Print the data exactly, leaving nothing out.

[Recorded data]
= = = = = = =
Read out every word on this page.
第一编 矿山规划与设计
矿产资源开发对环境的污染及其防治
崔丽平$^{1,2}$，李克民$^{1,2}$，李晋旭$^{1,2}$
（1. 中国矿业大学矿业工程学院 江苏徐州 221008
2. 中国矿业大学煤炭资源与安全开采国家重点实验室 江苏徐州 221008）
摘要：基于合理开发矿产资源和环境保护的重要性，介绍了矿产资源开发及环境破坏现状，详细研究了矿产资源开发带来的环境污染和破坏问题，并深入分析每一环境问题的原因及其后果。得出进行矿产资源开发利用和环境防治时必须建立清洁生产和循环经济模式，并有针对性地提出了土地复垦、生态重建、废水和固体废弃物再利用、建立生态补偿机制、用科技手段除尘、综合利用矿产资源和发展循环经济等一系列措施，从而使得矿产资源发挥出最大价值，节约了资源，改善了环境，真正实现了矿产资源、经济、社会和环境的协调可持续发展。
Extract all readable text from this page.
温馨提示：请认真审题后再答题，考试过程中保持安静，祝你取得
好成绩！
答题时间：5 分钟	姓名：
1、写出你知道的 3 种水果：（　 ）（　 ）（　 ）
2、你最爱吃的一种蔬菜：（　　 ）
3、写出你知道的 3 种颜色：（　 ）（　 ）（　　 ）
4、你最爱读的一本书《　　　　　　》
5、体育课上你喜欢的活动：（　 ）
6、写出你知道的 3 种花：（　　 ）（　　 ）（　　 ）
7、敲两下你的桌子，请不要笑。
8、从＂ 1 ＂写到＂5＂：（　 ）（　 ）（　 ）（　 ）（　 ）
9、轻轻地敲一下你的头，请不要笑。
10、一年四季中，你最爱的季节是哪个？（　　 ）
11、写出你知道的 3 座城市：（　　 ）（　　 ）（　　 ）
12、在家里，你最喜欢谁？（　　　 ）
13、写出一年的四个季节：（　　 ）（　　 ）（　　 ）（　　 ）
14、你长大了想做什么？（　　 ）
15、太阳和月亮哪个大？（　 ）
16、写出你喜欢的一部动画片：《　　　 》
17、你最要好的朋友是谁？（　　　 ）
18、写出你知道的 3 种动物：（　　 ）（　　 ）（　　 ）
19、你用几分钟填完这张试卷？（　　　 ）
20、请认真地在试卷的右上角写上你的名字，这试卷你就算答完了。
= = = = = = =
▶ [EXPECTED ANSWER]:
Read out every word on this page.
第一编 矿山规划与设计
矿产资源开发对环境的污染及其防治
崔丽平$^{1,2}$，李克民$^{1,2}$，李晋旭$^{1,2}$
（1. 中国矿业大学矿业工程学院 江苏徐州 221008
2. 中国矿业大学煤炭资源与安全开采国家重点实验室 江苏徐州 221008）
摘要：基于合理开发矿产资源和环境保护的重要性，介绍了矿产资源开发及环境破坏现状，详细研究了矿产资源开发带来的环境污染和破坏问题，并深入分析每一环境问题的原因及其后果。得出进行矿产资源开发利用和环境防治时必须建立清洁生产和循环经济模式，并有针对性地提出了土地复垦、生态重建、废水和固体废弃物再利用、建立生态补偿机制、用科技手段除尘、综合利用矿产资源和发展循环经济等一系列措施，从而使得矿产资源发挥出最大价值，节约了资源，改善了环境，真正实现了矿产资源、经济、社会和环境的协调可持续发展。
Extract all readable text from this page.
温馨提示：请认真审题后再答题，考试过程中保持安静，祝你取得
好成绩！
答题时间：5 分钟	姓名：
1、写出你知道的 3 种水果：（　 ）（　 ）（　 ）
2、你最爱吃的一种蔬菜：（　　 ）
3、写出你知道的 3 种颜色：（　 ）（　 ）（　　 ）
4、你最爱读的一本书《　　　　　　》
5、体育课上你喜欢的活动：（　 ）
6、写出你知道的 3 种花：（　　 ）（　　 ）（　　 ）
7、敲两下你的桌子，请不要笑。
8、从＂ 1 ＂写到＂5＂：（　 ）（　 ）（　 ）（　 ）（　 ）
9、轻轻地敲一下你的头，请不要笑。
10、一年四季中，你最爱的季节是哪个？（　　 ）
11、写出你知道的 3 座城市：（　　 ）（　　 ）（　　 ）
12、在家里，你最喜欢谁？（　　　 ）
13、写出一年的四个季节：（　　 ）（　　 ）（　　 ）（　　 ）
14、你长大了想做什么？（　　 ）
15、太阳和月亮哪个大？（　 ）
16、写出你喜欢的一部动画片：《　　　 》
17、你最要好的朋友是谁？（　　　 ）
18、写出你知道的 3 种动物：（　　 ）（　　 ）（　　 ）
19、你用几分钟填完这张试卷？（　　　 ）
20、请认真地在试卷的右上角写上你的名字，这试卷你就算答完了。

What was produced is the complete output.